- Given instruction
Every line below that mentions the word "ายการธนาคาร" should be copied out.

[Stored records]
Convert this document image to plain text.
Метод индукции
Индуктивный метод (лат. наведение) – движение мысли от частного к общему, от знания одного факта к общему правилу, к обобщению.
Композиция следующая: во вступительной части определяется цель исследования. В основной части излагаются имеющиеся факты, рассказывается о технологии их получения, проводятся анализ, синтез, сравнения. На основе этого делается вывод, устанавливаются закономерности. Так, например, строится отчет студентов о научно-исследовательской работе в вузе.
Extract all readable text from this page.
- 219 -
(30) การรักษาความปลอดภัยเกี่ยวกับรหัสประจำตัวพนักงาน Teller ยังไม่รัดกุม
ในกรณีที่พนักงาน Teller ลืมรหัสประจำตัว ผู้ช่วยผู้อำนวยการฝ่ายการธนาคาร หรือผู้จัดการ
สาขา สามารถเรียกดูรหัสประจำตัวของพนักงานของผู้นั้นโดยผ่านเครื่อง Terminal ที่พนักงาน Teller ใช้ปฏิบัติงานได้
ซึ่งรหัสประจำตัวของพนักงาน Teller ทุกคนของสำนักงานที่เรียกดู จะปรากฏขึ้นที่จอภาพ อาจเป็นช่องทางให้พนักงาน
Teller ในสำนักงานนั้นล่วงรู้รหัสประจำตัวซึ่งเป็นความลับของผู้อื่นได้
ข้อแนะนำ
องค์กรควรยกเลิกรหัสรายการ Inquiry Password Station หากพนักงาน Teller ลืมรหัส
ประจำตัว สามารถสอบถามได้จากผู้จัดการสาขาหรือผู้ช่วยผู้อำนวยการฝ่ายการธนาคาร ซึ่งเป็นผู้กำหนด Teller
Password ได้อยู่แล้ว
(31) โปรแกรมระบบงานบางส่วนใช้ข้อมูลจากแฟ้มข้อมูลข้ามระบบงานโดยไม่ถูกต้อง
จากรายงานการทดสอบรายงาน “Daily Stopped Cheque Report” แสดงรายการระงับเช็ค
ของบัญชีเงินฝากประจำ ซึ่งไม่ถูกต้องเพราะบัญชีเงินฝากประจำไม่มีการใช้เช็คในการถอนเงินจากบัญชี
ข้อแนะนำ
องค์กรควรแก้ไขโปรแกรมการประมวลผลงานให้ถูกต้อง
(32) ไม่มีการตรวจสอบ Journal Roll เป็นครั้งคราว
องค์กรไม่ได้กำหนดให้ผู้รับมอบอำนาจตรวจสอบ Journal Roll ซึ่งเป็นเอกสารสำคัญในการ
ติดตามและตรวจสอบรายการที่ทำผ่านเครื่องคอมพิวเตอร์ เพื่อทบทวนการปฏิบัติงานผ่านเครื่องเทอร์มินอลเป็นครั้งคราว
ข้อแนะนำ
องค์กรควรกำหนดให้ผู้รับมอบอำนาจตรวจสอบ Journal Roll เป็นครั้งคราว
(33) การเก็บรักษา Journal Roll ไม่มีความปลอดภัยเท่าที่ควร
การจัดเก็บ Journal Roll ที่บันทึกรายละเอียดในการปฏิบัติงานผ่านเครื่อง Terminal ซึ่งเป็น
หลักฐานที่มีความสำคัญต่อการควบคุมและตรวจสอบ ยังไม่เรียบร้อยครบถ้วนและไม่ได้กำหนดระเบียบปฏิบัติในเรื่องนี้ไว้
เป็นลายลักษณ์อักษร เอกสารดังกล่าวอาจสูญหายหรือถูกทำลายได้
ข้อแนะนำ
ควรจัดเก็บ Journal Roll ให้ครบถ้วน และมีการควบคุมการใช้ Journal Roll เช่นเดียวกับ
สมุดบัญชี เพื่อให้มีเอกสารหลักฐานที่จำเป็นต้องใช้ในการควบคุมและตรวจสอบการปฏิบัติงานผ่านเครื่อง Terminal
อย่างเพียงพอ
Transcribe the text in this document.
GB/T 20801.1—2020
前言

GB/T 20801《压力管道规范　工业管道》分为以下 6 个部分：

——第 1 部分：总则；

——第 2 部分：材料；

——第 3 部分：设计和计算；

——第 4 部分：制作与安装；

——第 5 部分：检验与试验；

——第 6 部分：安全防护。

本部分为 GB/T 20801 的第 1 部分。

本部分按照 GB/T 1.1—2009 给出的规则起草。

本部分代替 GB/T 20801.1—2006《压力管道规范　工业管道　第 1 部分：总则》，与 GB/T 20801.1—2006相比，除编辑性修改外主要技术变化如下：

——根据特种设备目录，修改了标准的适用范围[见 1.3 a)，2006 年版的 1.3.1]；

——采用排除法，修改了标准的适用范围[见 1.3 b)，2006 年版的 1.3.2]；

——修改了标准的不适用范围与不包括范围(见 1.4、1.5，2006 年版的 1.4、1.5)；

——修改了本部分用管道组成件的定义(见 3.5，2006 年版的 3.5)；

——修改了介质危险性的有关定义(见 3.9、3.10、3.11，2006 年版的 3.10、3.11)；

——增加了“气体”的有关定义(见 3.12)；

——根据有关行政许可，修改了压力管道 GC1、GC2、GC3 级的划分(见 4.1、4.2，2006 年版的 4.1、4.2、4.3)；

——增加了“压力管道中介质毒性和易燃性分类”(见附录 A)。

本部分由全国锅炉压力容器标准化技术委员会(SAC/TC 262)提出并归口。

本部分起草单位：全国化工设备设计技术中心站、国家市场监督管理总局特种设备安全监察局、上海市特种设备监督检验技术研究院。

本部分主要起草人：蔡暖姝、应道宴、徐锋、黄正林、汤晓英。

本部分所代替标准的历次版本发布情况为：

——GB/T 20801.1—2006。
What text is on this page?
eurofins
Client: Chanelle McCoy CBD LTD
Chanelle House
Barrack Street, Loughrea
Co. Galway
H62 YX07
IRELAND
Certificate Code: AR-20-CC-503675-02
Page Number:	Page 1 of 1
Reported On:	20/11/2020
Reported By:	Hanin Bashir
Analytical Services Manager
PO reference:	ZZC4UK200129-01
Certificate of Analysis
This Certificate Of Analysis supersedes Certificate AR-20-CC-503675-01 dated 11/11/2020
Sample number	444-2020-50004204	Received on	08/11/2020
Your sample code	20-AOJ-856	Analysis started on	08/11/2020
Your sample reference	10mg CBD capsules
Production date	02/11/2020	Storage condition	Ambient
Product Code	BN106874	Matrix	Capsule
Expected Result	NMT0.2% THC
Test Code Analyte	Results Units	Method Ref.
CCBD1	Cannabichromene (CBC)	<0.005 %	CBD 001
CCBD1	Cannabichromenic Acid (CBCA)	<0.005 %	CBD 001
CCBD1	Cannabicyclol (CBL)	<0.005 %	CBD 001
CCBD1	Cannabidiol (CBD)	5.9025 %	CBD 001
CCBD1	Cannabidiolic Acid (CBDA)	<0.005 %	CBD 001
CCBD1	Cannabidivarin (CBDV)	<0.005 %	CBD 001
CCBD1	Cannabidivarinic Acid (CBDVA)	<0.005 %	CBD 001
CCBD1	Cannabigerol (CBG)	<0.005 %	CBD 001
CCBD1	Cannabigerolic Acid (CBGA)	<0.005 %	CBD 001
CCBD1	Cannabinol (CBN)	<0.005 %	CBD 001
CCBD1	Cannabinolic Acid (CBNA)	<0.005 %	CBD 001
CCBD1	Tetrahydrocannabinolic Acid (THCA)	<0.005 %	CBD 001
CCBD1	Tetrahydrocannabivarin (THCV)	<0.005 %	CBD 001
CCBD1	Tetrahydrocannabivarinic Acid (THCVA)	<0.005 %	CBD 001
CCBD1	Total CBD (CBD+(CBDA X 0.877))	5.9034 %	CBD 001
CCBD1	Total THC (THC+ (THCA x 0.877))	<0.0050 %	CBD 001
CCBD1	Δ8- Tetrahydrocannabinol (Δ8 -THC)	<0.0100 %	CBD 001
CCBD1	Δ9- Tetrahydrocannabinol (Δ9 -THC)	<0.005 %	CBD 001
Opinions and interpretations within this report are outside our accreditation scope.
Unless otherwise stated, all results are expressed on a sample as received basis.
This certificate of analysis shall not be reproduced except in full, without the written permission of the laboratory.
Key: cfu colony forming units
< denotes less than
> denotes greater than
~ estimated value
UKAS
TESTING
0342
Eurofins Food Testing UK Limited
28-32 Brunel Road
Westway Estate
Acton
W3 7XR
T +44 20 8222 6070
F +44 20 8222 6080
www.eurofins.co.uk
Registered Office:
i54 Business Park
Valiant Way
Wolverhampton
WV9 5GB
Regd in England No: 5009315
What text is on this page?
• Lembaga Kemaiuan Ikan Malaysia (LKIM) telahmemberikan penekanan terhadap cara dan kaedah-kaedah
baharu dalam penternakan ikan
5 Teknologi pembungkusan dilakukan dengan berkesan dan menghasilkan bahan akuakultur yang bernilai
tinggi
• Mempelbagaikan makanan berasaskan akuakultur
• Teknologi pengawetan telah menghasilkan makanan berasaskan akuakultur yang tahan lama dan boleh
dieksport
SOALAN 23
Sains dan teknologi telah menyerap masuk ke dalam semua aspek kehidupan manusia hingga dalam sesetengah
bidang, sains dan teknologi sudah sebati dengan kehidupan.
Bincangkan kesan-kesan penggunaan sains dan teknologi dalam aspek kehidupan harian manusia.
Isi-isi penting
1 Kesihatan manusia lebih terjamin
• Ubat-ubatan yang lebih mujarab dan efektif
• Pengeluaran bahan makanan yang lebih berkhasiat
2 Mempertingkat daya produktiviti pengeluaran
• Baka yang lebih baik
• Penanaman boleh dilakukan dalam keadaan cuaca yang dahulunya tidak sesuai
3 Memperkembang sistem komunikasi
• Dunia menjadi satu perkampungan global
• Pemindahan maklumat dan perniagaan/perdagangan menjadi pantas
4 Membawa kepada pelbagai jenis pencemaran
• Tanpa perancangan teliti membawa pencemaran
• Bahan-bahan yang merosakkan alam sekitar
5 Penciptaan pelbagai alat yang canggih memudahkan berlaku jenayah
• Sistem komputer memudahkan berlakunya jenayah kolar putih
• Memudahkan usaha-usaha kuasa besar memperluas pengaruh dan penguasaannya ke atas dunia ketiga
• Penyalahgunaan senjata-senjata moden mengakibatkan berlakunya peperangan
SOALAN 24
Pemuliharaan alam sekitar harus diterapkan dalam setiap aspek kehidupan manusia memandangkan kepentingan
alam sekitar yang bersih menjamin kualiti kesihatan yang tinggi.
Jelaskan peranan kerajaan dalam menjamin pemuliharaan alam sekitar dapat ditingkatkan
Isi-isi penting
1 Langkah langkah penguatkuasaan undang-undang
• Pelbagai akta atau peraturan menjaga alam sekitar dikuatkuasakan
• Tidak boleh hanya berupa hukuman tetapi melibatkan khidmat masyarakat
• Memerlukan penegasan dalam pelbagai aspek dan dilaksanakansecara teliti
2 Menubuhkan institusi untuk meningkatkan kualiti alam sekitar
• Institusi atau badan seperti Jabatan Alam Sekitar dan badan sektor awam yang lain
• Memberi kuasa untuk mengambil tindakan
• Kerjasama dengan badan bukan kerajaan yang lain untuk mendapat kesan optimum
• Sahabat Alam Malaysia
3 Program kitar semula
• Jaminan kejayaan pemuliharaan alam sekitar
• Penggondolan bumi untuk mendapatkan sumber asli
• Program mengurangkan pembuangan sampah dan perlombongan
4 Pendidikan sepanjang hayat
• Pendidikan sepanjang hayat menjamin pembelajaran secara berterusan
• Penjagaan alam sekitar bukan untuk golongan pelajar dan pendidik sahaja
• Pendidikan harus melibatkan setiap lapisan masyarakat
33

- Result of the task
ในกรณีที่พนักงาน Teller ลืมรหัสประจำตัว ผู้ช่วยผู้อำนวยการฝ่ายการธนาคาร หรือผู้จัดการ
ประจำตัว สามารถสอบถามได้จากผู้จัดการสาขาหรือผู้ช่วยผู้อำนวยการฝ่ายการธนาคาร ซึ่งเป็นผู้กำหนด Teller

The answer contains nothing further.